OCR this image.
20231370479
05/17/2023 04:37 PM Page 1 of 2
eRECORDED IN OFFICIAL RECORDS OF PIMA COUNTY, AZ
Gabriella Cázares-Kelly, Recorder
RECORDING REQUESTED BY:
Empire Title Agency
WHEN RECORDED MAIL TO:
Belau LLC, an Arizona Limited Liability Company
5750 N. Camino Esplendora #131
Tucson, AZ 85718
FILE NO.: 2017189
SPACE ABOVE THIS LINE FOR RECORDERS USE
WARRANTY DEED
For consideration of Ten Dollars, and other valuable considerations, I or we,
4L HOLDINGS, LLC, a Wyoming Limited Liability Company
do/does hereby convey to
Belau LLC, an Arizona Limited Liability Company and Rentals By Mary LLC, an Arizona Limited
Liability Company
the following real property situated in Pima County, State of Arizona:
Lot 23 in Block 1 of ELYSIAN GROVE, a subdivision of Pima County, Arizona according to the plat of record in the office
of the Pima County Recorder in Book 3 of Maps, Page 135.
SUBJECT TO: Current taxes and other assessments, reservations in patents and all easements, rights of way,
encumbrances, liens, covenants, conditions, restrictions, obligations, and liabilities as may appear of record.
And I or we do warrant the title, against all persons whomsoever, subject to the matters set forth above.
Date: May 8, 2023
______
* [Aim of the exercise]:
Point out every line holding the string "Liability" and copy it.

* [The solution]:
Belau LLC, an Arizona Limited Liability Company
4L HOLDINGS, LLC, a Wyoming Limited Liability Company
Belau LLC, an Arizona Limited Liability Company and Rentals By Mary LLC, an Arizona Limited
Liability Company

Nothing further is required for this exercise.